### EXERCISE OBJECTIVE
Examine the material below. Gather every line in which the string "time" appears.

* * * * * * *

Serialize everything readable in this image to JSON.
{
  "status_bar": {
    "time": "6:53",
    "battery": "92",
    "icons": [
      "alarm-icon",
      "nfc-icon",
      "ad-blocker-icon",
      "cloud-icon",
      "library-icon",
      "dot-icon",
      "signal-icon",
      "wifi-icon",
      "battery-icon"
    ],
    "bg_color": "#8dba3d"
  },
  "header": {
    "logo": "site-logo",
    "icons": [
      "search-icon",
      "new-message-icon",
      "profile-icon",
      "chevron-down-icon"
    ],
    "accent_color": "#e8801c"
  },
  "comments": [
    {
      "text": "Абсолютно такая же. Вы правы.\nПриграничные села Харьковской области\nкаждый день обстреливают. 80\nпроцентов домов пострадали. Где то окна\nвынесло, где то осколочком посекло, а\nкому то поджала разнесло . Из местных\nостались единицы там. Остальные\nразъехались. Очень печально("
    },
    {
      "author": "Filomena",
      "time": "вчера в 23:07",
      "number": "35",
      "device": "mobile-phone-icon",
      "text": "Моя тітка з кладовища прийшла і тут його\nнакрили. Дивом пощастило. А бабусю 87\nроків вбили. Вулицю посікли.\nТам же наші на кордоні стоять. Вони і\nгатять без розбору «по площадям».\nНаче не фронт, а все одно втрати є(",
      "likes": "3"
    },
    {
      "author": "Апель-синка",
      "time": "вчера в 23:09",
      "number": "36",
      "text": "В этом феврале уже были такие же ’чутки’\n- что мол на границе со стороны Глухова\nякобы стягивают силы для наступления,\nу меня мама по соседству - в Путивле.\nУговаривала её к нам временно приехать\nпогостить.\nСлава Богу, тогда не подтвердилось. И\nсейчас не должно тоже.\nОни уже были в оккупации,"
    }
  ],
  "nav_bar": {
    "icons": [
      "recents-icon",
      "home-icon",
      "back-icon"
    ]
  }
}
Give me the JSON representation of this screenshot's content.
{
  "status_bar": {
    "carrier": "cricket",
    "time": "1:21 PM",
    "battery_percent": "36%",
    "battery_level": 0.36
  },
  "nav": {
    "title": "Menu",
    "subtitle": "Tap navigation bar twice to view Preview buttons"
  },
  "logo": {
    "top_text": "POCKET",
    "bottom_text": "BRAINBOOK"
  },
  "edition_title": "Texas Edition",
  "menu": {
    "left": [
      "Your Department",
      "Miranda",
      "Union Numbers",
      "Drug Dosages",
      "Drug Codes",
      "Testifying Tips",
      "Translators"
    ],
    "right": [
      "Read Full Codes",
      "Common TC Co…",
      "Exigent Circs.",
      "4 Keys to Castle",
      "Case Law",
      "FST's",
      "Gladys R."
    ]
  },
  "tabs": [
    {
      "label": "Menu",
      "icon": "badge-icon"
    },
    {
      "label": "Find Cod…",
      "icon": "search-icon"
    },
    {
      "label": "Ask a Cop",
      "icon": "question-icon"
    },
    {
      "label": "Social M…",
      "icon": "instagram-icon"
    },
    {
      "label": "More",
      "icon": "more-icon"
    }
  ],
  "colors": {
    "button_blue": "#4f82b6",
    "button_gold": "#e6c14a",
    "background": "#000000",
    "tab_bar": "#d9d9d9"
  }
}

* * * * * * *

### EXERCISE RESULT
    "time": "6:53",
      "time": "вчера в 23:07",
      "time": "вчера в 23:09",
    "time": "1:21 PM",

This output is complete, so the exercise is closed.